### Task statement
Below are some records. Count the lines with "dBSPL" in them and give nothing but the total.

### Recorded information
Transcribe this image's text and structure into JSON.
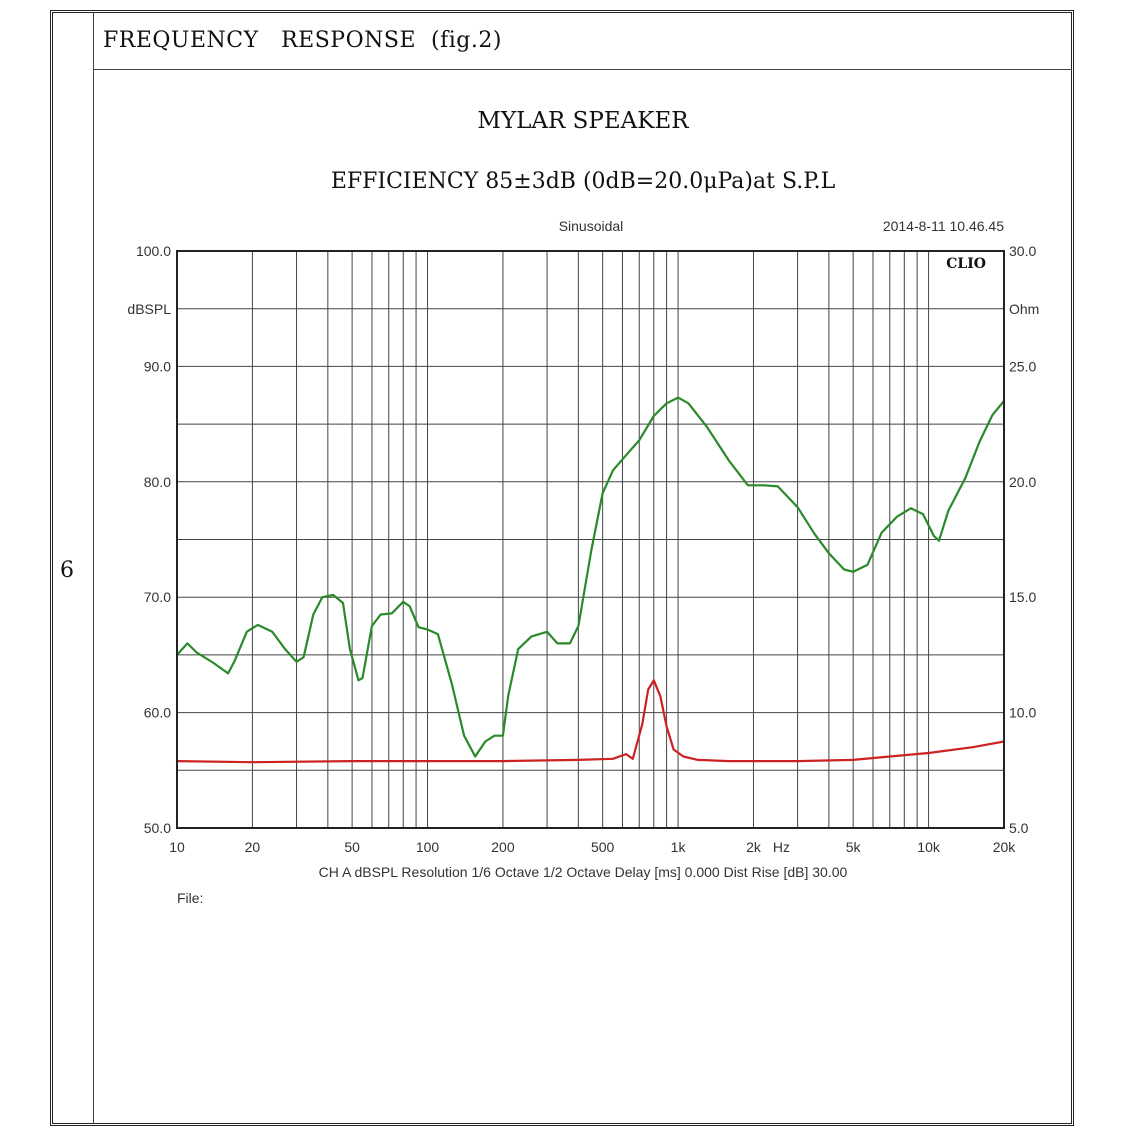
{
  "header": {
    "title": "FREQUENCY   RESPONSE  (fig.2)"
  },
  "page_number": "6",
  "chart_data": {
    "type": "line",
    "title": "MYLAR SPEAKER",
    "subtitle": "EFFICIENCY 85±3dB (0dB=20.0μPa)at S.P.L",
    "mode": "Sinusoidal",
    "timestamp": "2014-8-11 10.46.45",
    "brand": "CLIO",
    "x_scale": "log",
    "xlim": [
      10,
      20000
    ],
    "x_tick_labels": [
      "10",
      "20",
      "50",
      "100",
      "200",
      "500",
      "1k",
      "2k",
      "Hz",
      "5k",
      "10k",
      "20k"
    ],
    "ylabel_left": "dBSPL",
    "ylim_left": [
      50,
      100
    ],
    "y_tick_labels_left": [
      "100.0",
      "90.0",
      "80.0",
      "70.0",
      "60.0",
      "50.0"
    ],
    "ylabel_right": "Ohm",
    "ylim_right": [
      5,
      30
    ],
    "y_tick_labels_right": [
      "30.0",
      "25.0",
      "20.0",
      "15.0",
      "10.0",
      "5.0"
    ],
    "footer_info": "CH A   dBSPL   Resolution 1/6 Octave    1/2 Octave    Delay [ms] 0.000    Dist Rise [dB] 30.00",
    "file_label": "File:",
    "grid": true,
    "series": [
      {
        "axis": "left",
        "color": "#2a8a2a",
        "points": [
          [
            10,
            65.0
          ],
          [
            11,
            66.0
          ],
          [
            12,
            65.2
          ],
          [
            14,
            64.3
          ],
          [
            16,
            63.4
          ],
          [
            17,
            64.5
          ],
          [
            19,
            67.0
          ],
          [
            21,
            67.6
          ],
          [
            24,
            67.0
          ],
          [
            27,
            65.5
          ],
          [
            30,
            64.4
          ],
          [
            32,
            64.8
          ],
          [
            35,
            68.5
          ],
          [
            38,
            70.0
          ],
          [
            42,
            70.2
          ],
          [
            46,
            69.5
          ],
          [
            49,
            65.5
          ],
          [
            53,
            62.8
          ],
          [
            55,
            63.0
          ],
          [
            60,
            67.5
          ],
          [
            65,
            68.5
          ],
          [
            72,
            68.6
          ],
          [
            80,
            69.6
          ],
          [
            85,
            69.2
          ],
          [
            92,
            67.4
          ],
          [
            100,
            67.2
          ],
          [
            110,
            66.8
          ],
          [
            125,
            62.5
          ],
          [
            140,
            58.0
          ],
          [
            155,
            56.2
          ],
          [
            170,
            57.5
          ],
          [
            185,
            58.0
          ],
          [
            200,
            58.0
          ],
          [
            210,
            61.5
          ],
          [
            230,
            65.5
          ],
          [
            260,
            66.6
          ],
          [
            300,
            67.0
          ],
          [
            330,
            66.0
          ],
          [
            370,
            66.0
          ],
          [
            400,
            67.5
          ],
          [
            450,
            74.0
          ],
          [
            500,
            79.0
          ],
          [
            550,
            81.0
          ],
          [
            620,
            82.3
          ],
          [
            700,
            83.6
          ],
          [
            800,
            85.7
          ],
          [
            900,
            86.8
          ],
          [
            1000,
            87.3
          ],
          [
            1100,
            86.8
          ],
          [
            1300,
            84.8
          ],
          [
            1600,
            81.8
          ],
          [
            1900,
            79.7
          ],
          [
            2200,
            79.7
          ],
          [
            2500,
            79.6
          ],
          [
            3000,
            77.8
          ],
          [
            3500,
            75.5
          ],
          [
            4000,
            73.8
          ],
          [
            4600,
            72.4
          ],
          [
            5000,
            72.2
          ],
          [
            5700,
            72.8
          ],
          [
            6500,
            75.6
          ],
          [
            7500,
            77.0
          ],
          [
            8500,
            77.7
          ],
          [
            9500,
            77.2
          ],
          [
            10500,
            75.3
          ],
          [
            11000,
            74.9
          ],
          [
            12000,
            77.5
          ],
          [
            14000,
            80.3
          ],
          [
            16000,
            83.5
          ],
          [
            18000,
            85.8
          ],
          [
            20000,
            87.0
          ]
        ]
      },
      {
        "axis": "right",
        "color": "#cc2222",
        "points": [
          [
            10,
            7.9
          ],
          [
            20,
            7.85
          ],
          [
            50,
            7.9
          ],
          [
            100,
            7.9
          ],
          [
            200,
            7.9
          ],
          [
            400,
            7.95
          ],
          [
            550,
            8.0
          ],
          [
            620,
            8.2
          ],
          [
            660,
            8.0
          ],
          [
            720,
            9.5
          ],
          [
            760,
            11.0
          ],
          [
            800,
            11.4
          ],
          [
            850,
            10.7
          ],
          [
            900,
            9.4
          ],
          [
            960,
            8.4
          ],
          [
            1050,
            8.1
          ],
          [
            1200,
            7.95
          ],
          [
            1600,
            7.9
          ],
          [
            2000,
            7.9
          ],
          [
            3000,
            7.9
          ],
          [
            5000,
            7.95
          ],
          [
            7000,
            8.1
          ],
          [
            10000,
            8.25
          ],
          [
            15000,
            8.5
          ],
          [
            20000,
            8.75
          ]
        ]
      }
    ]
  }
}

### The completed task
2